> **TASK REQUIREMENTS**
Copy each line of the records below word for word, keeping every character as it is.

> **RECORDS SUPPLIED**
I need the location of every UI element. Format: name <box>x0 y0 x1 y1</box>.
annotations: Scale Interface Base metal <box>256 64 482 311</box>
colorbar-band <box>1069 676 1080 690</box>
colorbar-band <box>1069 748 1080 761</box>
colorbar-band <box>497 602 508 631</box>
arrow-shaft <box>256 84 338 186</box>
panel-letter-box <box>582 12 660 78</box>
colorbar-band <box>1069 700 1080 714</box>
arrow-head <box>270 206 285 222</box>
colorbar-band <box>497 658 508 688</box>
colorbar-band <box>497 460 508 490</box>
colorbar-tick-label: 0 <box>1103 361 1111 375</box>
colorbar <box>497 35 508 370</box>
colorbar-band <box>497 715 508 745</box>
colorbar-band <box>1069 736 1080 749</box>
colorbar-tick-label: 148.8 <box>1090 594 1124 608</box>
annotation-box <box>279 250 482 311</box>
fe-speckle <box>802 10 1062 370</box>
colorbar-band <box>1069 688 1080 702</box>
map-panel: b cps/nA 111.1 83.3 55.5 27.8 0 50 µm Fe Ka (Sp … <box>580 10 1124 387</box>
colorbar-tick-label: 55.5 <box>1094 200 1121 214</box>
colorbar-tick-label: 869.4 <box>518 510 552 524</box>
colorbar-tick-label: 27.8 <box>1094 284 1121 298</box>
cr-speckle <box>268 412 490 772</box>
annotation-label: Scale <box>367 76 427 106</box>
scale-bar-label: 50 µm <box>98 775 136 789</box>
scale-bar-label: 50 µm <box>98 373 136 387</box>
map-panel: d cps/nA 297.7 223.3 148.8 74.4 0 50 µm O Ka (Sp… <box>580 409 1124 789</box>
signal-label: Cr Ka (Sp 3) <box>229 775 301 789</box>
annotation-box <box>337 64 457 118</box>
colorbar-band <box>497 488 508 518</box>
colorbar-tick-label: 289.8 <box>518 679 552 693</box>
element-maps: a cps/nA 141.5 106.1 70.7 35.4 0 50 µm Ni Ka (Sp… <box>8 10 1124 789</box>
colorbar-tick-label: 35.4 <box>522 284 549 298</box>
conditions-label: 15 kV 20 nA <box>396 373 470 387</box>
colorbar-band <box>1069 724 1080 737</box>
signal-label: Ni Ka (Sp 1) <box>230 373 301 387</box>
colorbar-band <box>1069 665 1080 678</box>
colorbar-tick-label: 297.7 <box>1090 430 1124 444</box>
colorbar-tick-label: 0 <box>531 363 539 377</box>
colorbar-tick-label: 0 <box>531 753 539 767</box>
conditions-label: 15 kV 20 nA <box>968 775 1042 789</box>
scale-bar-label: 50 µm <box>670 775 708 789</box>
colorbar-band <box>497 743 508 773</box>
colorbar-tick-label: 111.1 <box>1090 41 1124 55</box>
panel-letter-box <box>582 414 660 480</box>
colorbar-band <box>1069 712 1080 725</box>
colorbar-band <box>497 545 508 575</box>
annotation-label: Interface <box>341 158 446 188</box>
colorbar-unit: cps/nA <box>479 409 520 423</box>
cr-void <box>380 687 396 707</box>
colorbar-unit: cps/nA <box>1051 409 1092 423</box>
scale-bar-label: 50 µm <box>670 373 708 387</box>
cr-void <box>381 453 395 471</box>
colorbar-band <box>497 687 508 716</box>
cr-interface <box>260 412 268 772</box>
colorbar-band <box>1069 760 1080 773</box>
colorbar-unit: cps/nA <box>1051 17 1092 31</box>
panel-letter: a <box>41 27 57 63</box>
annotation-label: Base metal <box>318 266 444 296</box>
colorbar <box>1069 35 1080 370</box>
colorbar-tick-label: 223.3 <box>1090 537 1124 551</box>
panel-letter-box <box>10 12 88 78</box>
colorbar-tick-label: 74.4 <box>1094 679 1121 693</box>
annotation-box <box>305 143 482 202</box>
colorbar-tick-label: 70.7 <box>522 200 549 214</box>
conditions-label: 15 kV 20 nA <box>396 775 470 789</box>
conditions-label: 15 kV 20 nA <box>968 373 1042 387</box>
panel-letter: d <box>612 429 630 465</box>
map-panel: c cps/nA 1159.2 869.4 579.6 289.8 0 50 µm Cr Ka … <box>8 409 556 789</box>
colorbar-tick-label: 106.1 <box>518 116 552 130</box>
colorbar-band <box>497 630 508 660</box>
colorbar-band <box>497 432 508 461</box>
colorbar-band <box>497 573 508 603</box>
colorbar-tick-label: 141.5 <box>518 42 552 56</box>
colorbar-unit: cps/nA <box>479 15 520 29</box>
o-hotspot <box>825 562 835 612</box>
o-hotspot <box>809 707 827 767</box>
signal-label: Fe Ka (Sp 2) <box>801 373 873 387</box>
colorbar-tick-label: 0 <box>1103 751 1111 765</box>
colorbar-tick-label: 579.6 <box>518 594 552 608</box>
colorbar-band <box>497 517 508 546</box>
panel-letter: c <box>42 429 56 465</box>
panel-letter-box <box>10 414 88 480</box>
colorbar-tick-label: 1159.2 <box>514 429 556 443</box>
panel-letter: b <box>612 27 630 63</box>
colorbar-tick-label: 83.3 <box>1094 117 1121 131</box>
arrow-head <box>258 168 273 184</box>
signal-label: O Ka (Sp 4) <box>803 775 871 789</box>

> **EXERCISE SOLUTION**
I need the location of every UI element. Format: name <box>x0 y0 x1 y1</box>.
annotations: Scale Interface Base metal <box>256 64 482 311</box>
colorbar-band <box>1069 676 1080 690</box>
colorbar-band <box>1069 748 1080 761</box>
colorbar-band <box>497 602 508 631</box>
arrow-shaft <box>256 84 338 186</box>
panel-letter-box <box>582 12 660 78</box>
colorbar-band <box>1069 700 1080 714</box>
arrow-head <box>270 206 285 222</box>
colorbar-band <box>497 658 508 688</box>
colorbar-band <box>497 460 508 490</box>
colorbar-tick-label: 0 <box>1103 361 1111 375</box>
colorbar <box>497 35 508 370</box>
colorbar-band <box>497 715 508 745</box>
colorbar-band <box>1069 736 1080 749</box>
colorbar-tick-label: 148.8 <box>1090 594 1124 608</box>
annotation-box <box>279 250 482 311</box>
fe-speckle <box>802 10 1062 370</box>
colorbar-band <box>1069 688 1080 702</box>
map-panel: b cps/nA 111.1 83.3 55.5 27.8 0 50 µm Fe Ka (Sp … <box>580 10 1124 387</box>
colorbar-tick-label: 55.5 <box>1094 200 1121 214</box>
colorbar-tick-label: 869.4 <box>518 510 552 524</box>
colorbar-tick-label: 27.8 <box>1094 284 1121 298</box>
cr-speckle <box>268 412 490 772</box>
annotation-label: Scale <box>367 76 427 106</box>
scale-bar-label: 50 µm <box>98 775 136 789</box>
scale-bar-label: 50 µm <box>98 373 136 387</box>
map-panel: d cps/nA 297.7 223.3 148.8 74.4 0 50 µm O Ka (Sp… <box>580 409 1124 789</box>
signal-label: Cr Ka (Sp 3) <box>229 775 301 789</box>
annotation-box <box>337 64 457 118</box>
colorbar-band <box>497 488 508 518</box>
colorbar-tick-label: 289.8 <box>518 679 552 693</box>
element-maps: a cps/nA 141.5 106.1 70.7 35.4 0 50 µm Ni Ka (Sp… <box>8 10 1124 789</box>
colorbar-tick-label: 35.4 <box>522 284 549 298</box>
conditions-label: 15 kV 20 nA <box>396 373 470 387</box>
colorbar-band <box>1069 724 1080 737</box>
signal-label: Ni Ka (Sp 1) <box>230 373 301 387</box>
colorbar-band <box>1069 665 1080 678</box>
colorbar-tick-label: 297.7 <box>1090 430 1124 444</box>
colorbar-tick-label: 0 <box>531 363 539 377</box>
colorbar-tick-label: 0 <box>531 753 539 767</box>
conditions-label: 15 kV 20 nA <box>968 775 1042 789</box>
scale-bar-label: 50 µm <box>670 775 708 789</box>
colorbar-band <box>497 743 508 773</box>
colorbar-tick-label: 111.1 <box>1090 41 1124 55</box>
panel-letter-box <box>582 414 660 480</box>
colorbar-band <box>1069 712 1080 725</box>
colorbar-band <box>497 545 508 575</box>
annotation-label: Interface <box>341 158 446 188</box>
colorbar-unit: cps/nA <box>479 409 520 423</box>
cr-void <box>380 687 396 707</box>
colorbar-unit: cps/nA <box>1051 409 1092 423</box>
scale-bar-label: 50 µm <box>670 373 708 387</box>
cr-void <box>381 453 395 471</box>
colorbar-band <box>497 687 508 716</box>
cr-interface <box>260 412 268 772</box>
colorbar-band <box>1069 760 1080 773</box>
colorbar-unit: cps/nA <box>1051 17 1092 31</box>
panel-letter: a <box>41 27 57 63</box>
annotation-label: Base metal <box>318 266 444 296</box>
colorbar <box>1069 35 1080 370</box>
colorbar-tick-label: 223.3 <box>1090 537 1124 551</box>
panel-letter-box <box>10 12 88 78</box>
colorbar-tick-label: 74.4 <box>1094 679 1121 693</box>
annotation-box <box>305 143 482 202</box>
colorbar-tick-label: 70.7 <box>522 200 549 214</box>
conditions-label: 15 kV 20 nA <box>396 775 470 789</box>
conditions-label: 15 kV 20 nA <box>968 373 1042 387</box>
panel-letter: d <box>612 429 630 465</box>
map-panel: c cps/nA 1159.2 869.4 579.6 289.8 0 50 µm Cr Ka … <box>8 409 556 789</box>
colorbar-tick-label: 106.1 <box>518 116 552 130</box>
colorbar-band <box>497 630 508 660</box>
colorbar-band <box>497 432 508 461</box>
colorbar-band <box>497 573 508 603</box>
colorbar-tick-label: 141.5 <box>518 42 552 56</box>
colorbar-unit: cps/nA <box>479 15 520 29</box>
o-hotspot <box>825 562 835 612</box>
o-hotspot <box>809 707 827 767</box>
signal-label: Fe Ka (Sp 2) <box>801 373 873 387</box>
colorbar-tick-label: 0 <box>1103 751 1111 765</box>
colorbar-tick-label: 579.6 <box>518 594 552 608</box>
colorbar-band <box>497 517 508 546</box>
panel-letter: c <box>42 429 56 465</box>
panel-letter-box <box>10 414 88 480</box>
colorbar-tick-label: 1159.2 <box>514 429 556 443</box>
panel-letter: b <box>612 27 630 63</box>
colorbar-tick-label: 83.3 <box>1094 117 1121 131</box>
arrow-head <box>258 168 273 184</box>
signal-label: O Ka (Sp 4) <box>803 775 871 789</box>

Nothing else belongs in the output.